Written exercise: Filter the records below for the word "label". Copy each line that holds it.

#### Information supplied

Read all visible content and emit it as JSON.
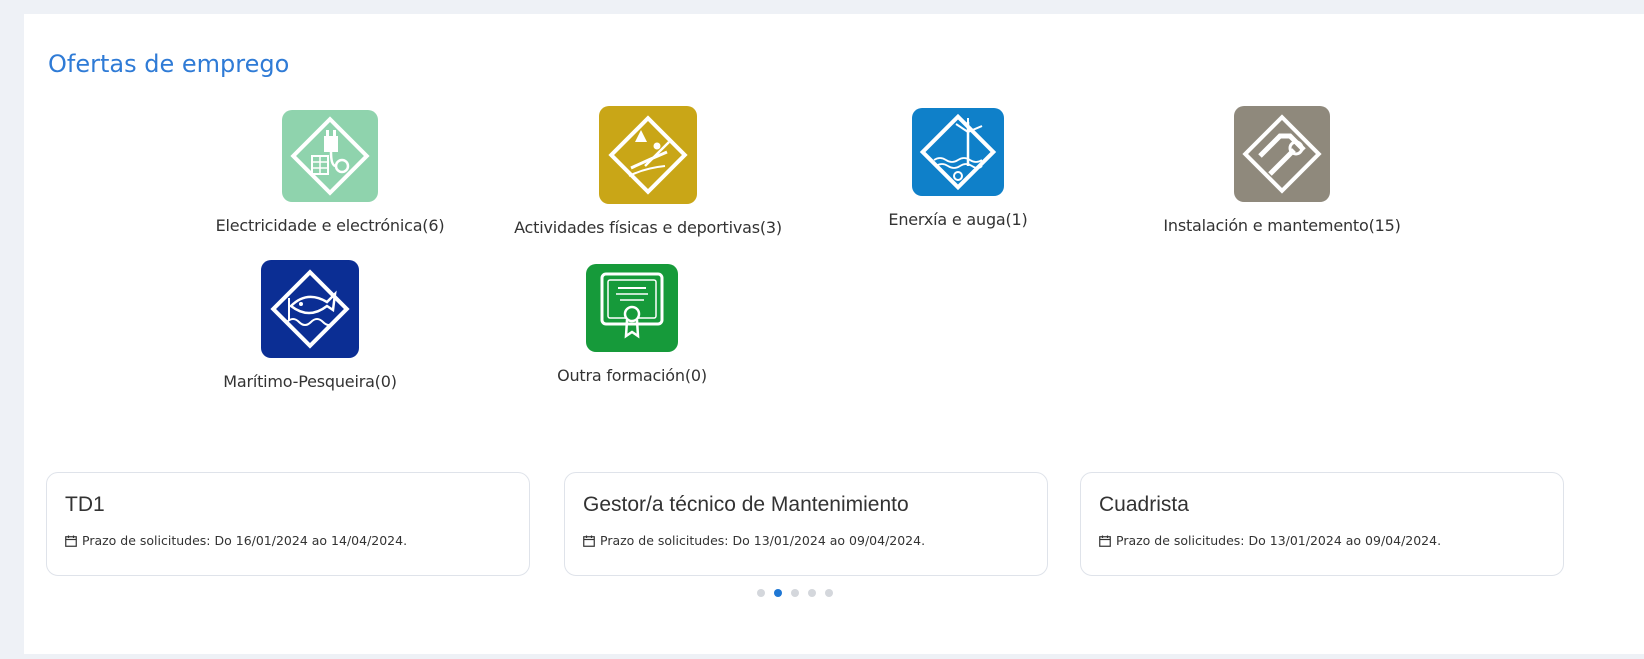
{
  "section": {
    "title": "Ofertas de emprego"
  },
  "categories": [
    {
      "label": "Electricidade e electrónica(6)",
      "color": "#8fd3ad",
      "icon": "plug-solar-icon"
    },
    {
      "label": "Actividades físicas e deportivas(3)",
      "color": "#c9a617",
      "icon": "kayak-icon"
    },
    {
      "label": "Enerxía e auga(1)",
      "color": "#0f80c9",
      "icon": "wind-turbine-icon"
    },
    {
      "label": "Instalación e mantemento(15)",
      "color": "#8f897c",
      "icon": "wrench-pipe-icon"
    },
    {
      "label": "Marítimo-Pesqueira(0)",
      "color": "#0b2e94",
      "icon": "fish-icon"
    },
    {
      "label": "Outra formación(0)",
      "color": "#169a3a",
      "icon": "certificate-icon"
    }
  ],
  "offers": [
    {
      "title": "TD1",
      "deadline": "Prazo de solicitudes: Do 16/01/2024 ao 14/04/2024."
    },
    {
      "title": "Gestor/a técnico de Mantenimiento",
      "deadline": "Prazo de solicitudes: Do 13/01/2024 ao 09/04/2024."
    },
    {
      "title": "Cuadrista",
      "deadline": "Prazo de solicitudes: Do 13/01/2024 ao 09/04/2024."
    }
  ],
  "carousel": {
    "pages": 5,
    "active_page": 2
  }
}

########

Full output:
      "label": "Electricidade e electrónica(6)",
      "label": "Actividades físicas e deportivas(3)",
      "label": "Enerxía e auga(1)",
      "label": "Instalación e mantemento(15)",
      "label": "Marítimo-Pesqueira(0)",
      "label": "Outra formación(0)",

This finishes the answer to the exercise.